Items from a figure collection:
# # # #
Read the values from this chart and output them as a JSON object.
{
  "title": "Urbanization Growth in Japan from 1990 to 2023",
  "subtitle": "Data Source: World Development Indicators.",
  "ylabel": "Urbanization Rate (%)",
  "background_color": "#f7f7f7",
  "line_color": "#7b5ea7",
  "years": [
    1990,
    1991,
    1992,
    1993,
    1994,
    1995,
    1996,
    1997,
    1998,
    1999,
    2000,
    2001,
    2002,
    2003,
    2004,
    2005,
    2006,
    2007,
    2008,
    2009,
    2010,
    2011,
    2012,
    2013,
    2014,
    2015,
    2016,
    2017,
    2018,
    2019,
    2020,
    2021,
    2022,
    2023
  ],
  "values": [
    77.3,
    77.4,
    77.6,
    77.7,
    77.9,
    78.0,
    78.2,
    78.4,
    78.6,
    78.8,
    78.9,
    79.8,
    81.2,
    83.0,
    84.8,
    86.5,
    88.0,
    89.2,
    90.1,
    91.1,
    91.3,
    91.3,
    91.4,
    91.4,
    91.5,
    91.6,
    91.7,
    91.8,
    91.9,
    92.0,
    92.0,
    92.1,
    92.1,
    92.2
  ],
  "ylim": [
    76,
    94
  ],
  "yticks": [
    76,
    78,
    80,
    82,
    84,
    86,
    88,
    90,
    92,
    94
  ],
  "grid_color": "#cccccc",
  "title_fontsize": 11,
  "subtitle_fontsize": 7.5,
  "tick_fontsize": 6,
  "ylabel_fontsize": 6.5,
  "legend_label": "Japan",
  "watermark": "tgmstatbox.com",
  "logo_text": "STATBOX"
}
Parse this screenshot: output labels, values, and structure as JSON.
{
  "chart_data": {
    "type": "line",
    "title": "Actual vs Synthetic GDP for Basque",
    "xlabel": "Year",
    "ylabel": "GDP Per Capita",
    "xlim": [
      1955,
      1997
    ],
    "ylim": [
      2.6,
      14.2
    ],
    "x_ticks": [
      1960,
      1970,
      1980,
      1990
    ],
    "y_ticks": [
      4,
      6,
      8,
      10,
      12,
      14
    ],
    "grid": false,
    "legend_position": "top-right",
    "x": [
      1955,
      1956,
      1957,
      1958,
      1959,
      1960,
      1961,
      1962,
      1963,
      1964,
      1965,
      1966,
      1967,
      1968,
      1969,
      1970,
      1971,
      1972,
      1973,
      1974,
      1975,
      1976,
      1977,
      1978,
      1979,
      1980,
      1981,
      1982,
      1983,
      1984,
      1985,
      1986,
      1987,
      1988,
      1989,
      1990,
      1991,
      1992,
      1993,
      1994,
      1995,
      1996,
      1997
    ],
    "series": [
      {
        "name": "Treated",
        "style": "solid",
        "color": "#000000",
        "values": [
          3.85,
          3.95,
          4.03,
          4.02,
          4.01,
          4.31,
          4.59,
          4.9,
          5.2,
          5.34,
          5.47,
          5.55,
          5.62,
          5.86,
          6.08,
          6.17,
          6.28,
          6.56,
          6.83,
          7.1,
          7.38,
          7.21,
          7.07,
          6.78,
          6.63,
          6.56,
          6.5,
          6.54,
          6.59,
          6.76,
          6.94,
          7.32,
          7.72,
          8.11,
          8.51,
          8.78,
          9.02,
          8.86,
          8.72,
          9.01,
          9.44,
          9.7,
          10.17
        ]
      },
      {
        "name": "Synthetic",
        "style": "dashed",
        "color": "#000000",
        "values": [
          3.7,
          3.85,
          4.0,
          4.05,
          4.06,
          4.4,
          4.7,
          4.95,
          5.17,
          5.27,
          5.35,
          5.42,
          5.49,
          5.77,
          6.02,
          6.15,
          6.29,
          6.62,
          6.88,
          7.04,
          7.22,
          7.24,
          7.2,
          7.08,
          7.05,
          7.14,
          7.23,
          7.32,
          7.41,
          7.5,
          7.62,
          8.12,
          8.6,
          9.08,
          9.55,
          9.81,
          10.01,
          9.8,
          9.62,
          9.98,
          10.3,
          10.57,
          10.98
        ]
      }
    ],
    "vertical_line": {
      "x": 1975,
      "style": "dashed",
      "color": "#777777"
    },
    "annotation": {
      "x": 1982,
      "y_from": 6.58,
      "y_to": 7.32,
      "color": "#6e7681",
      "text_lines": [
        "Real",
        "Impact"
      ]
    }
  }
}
# # # #
**TASK OBJECTIVE**. Using the listing above, return all lines where the word "style" occurs.

**RESULT OF THIS EXERCISE**.
        "style": "solid",
        "style": "dashed",
      "style": "dashed",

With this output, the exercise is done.